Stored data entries
*-*-*

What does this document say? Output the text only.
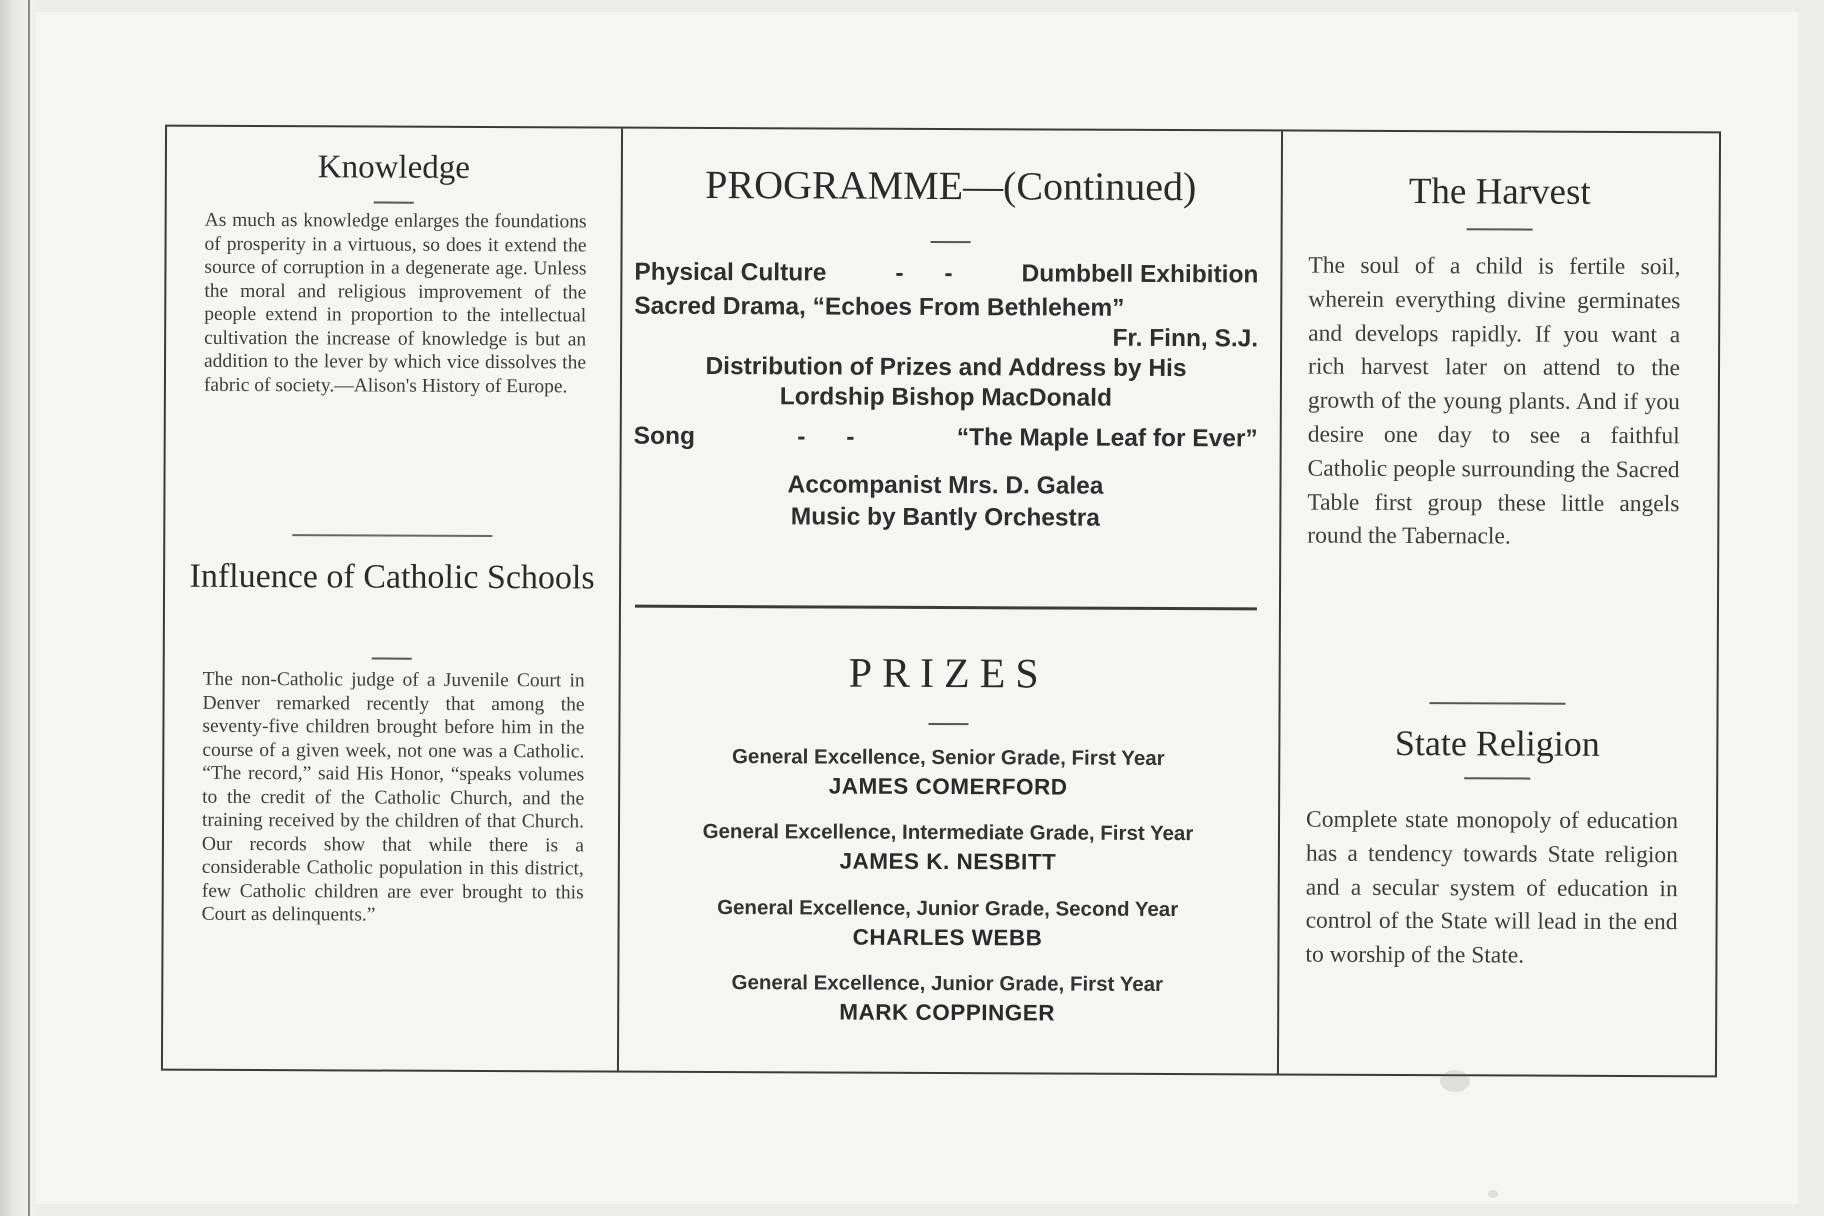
Knowledge
As much as knowledge enlarges the foundations of prosperity in a virtuous, so does it extend the source of corruption in a degenerate age. Unless the moral and religious improvement of the people extend in proportion to the intellectual cultivation the increase of knowledge is but an addition to the lever by which vice dissolves the fabric of society.—Alison's History of Europe.
Influence of Catholic Schools
The non-Catholic judge of a Juvenile Court in Denver remarked recently that among the seventy-five children brought before him in the course of a given week, not one was a Catholic. “The record,” said His Honor, “speaks volumes to the credit of the Catholic Church, and the training received by the children of that Church. Our records show that while there is a considerable Catholic population in this district, few Catholic children are ever brought to this Court as delinquents.”
PROGRAMME—(Continued)
Physical Culture	-      -	Dumbbell Exhibition
Sacred Drama, “Echoes From Bethlehem”
Fr. Finn, S.J.
Distribution of Prizes and Address by His
Lordship Bishop MacDonald
Song	-      -	“The Maple Leaf for Ever”
Accompanist Mrs. D. Galea
Music by Bantly Orchestra
PRIZES
General Excellence, Senior Grade, First Year
JAMES COMERFORD
General Excellence, Intermediate Grade, First Year
JAMES K. NESBITT
General Excellence, Junior Grade, Second Year
CHARLES WEBB
General Excellence, Junior Grade, First Year
MARK COPPINGER
The Harvest
The soul of a child is fertile soil, wherein everything divine germinates and develops rapidly. If you want a rich harvest later on attend to the growth of the young plants. And if you desire one day to see a faithful Catholic people surrounding the Sacred Table first group these little angels round the Tabernacle.
State Religion
Complete state monopoly of education has a tendency towards State religion and a secular system of education in control of the State will lead in the end to worship of the State.
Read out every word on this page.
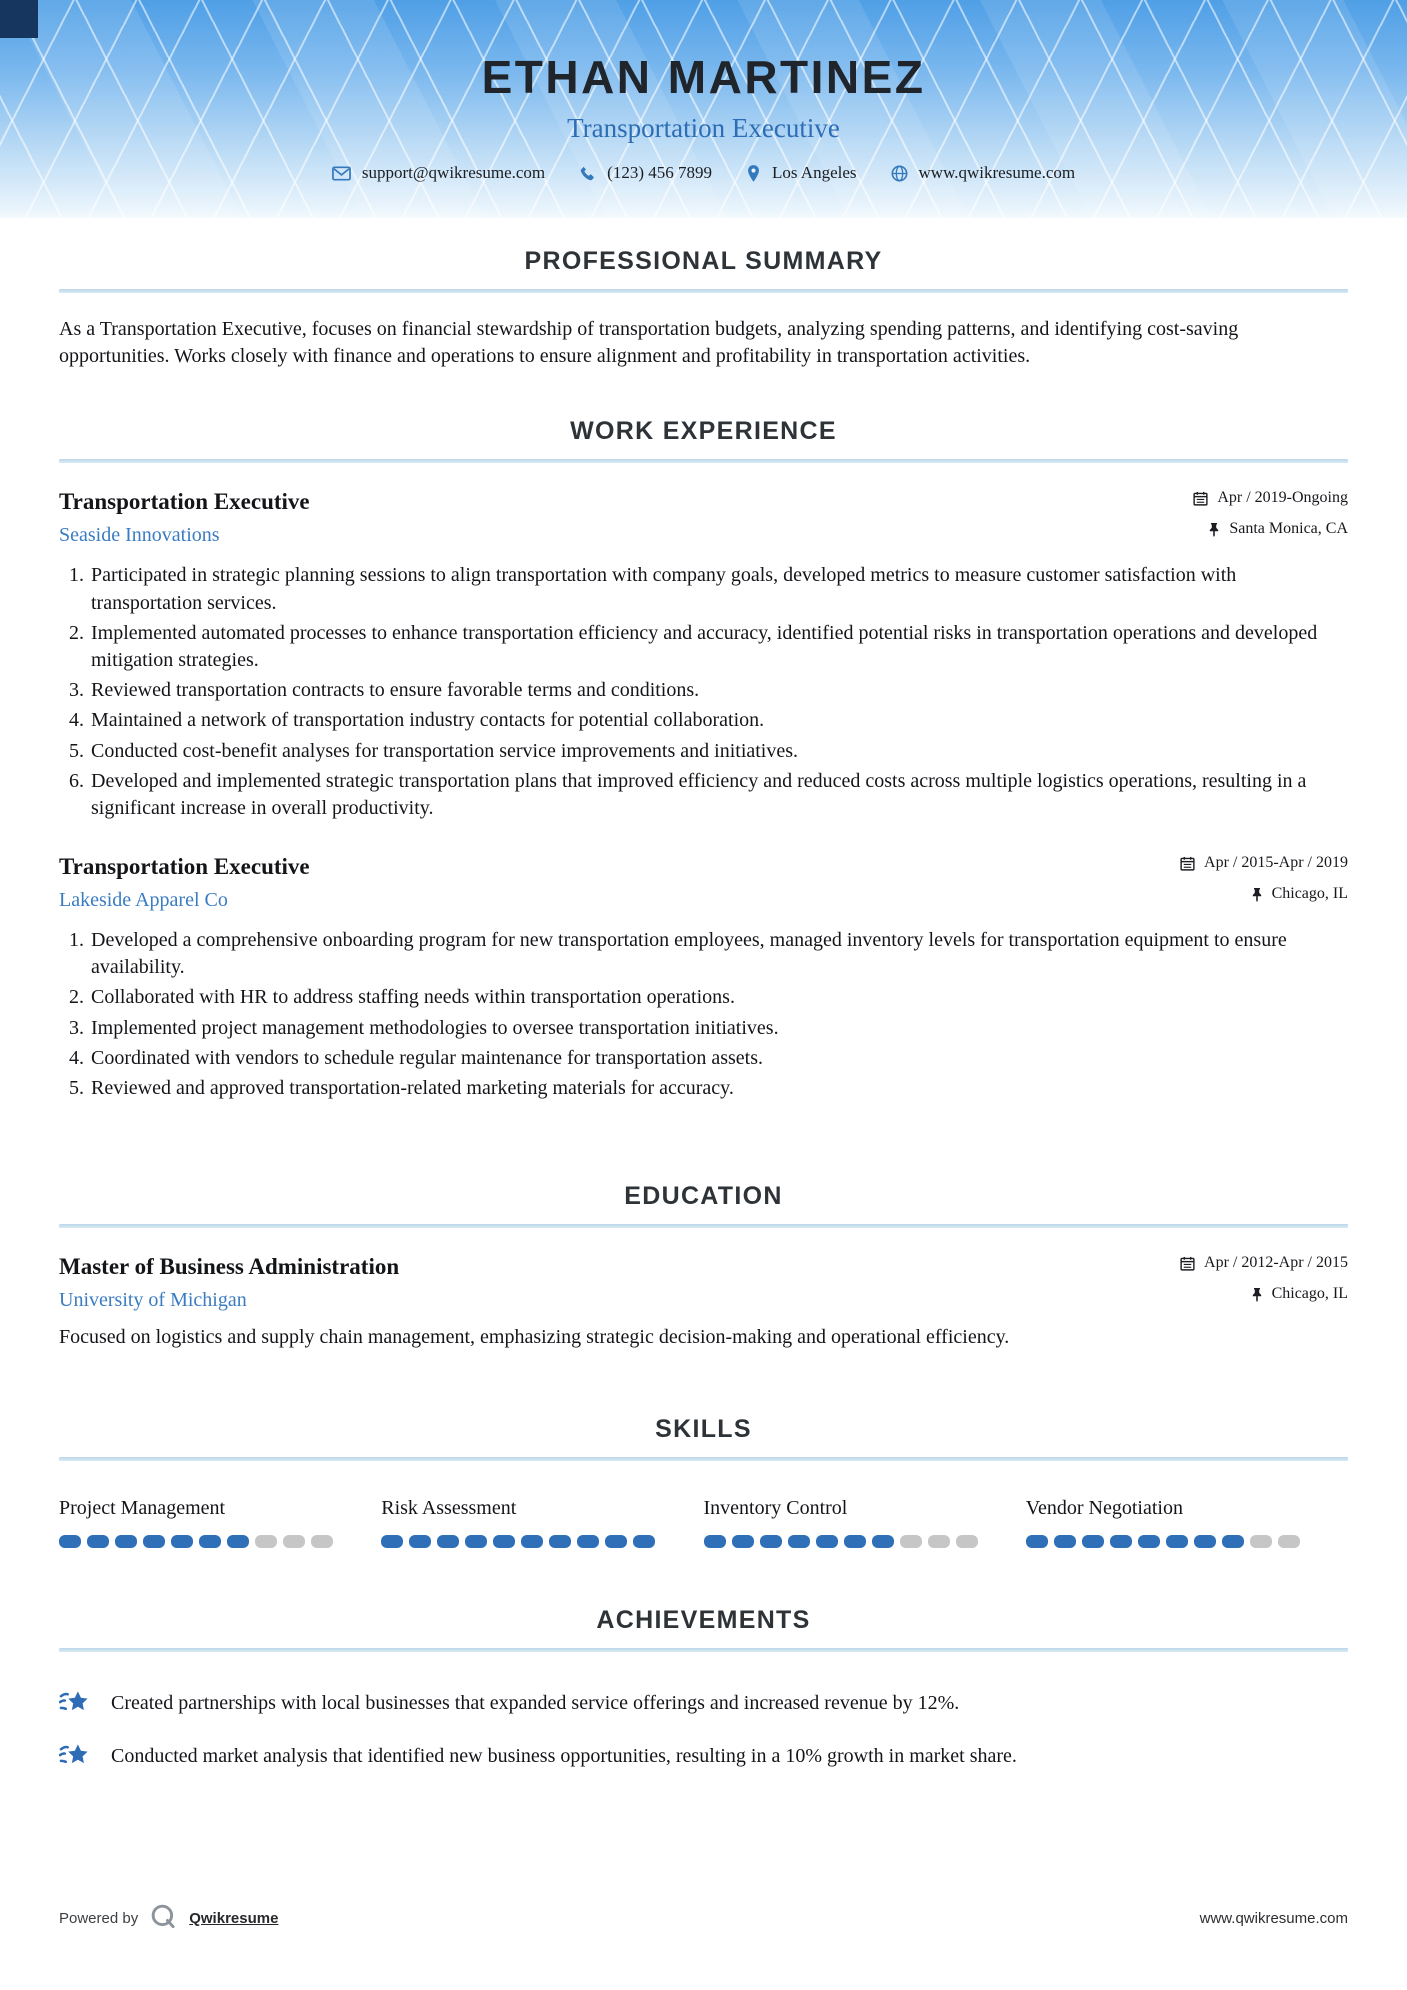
ETHAN MARTINEZ
Transportation Executive
support@qwikresume.com	(123) 456 7899	Los Angeles	www.qwikresume.com
PROFESSIONAL SUMMARY

As a Transportation Executive, focuses on financial stewardship of transportation budgets, analyzing spending patterns, and identifying cost-saving opportunities. Works closely with finance and operations to ensure alignment and profitability in transportation activities.

WORK EXPERIENCE
Transportation Executive
Seaside Innovations
Apr / 2019-Ongoing
Santa Monica, CA
1. Participated in strategic planning sessions to align transportation with company goals, developed metrics to measure customer satisfaction with transportation services.
2. Implemented automated processes to enhance transportation efficiency and accuracy, identified potential risks in transportation operations and developed mitigation strategies.
3. Reviewed transportation contracts to ensure favorable terms and conditions.
4. Maintained a network of transportation industry contacts for potential collaboration.
5. Conducted cost-benefit analyses for transportation service improvements and initiatives.
6. Developed and implemented strategic transportation plans that improved efficiency and reduced costs across multiple logistics operations, resulting in a significant increase in overall productivity.
Transportation Executive
Lakeside Apparel Co
Apr / 2015-Apr / 2019
Chicago, IL
1. Developed a comprehensive onboarding program for new transportation employees, managed inventory levels for transportation equipment to ensure availability.
2. Collaborated with HR to address staffing needs within transportation operations.
3. Implemented project management methodologies to oversee transportation initiatives.
4. Coordinated with vendors to schedule regular maintenance for transportation assets.
5. Reviewed and approved transportation-related marketing materials for accuracy.
EDUCATION
Master of Business Administration
University of Michigan
Apr / 2012-Apr / 2015
Chicago, IL

Focused on logistics and supply chain management, emphasizing strategic decision-making and operational efficiency.

SKILLS
Project Management	Risk Assessment	Inventory Control	Vendor Negotiation
ACHIEVEMENTS
Created partnerships with local businesses that expanded service offerings and increased revenue by 12%.
Conducted market analysis that identified new business opportunities, resulting in a 10% growth in market share.
Powered by	Qwikresume	www.qwikresume.com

*-*-*

| Written instruction |
Copy each line from the records above that includes the string "potential".

| Answer for this exercise |
2. Implemented automated processes to enhance transportation efficiency and accuracy, identified potential risks in transportation operations and developed mitigation strategies.
4. Maintained a network of transportation industry contacts for potential collaboration.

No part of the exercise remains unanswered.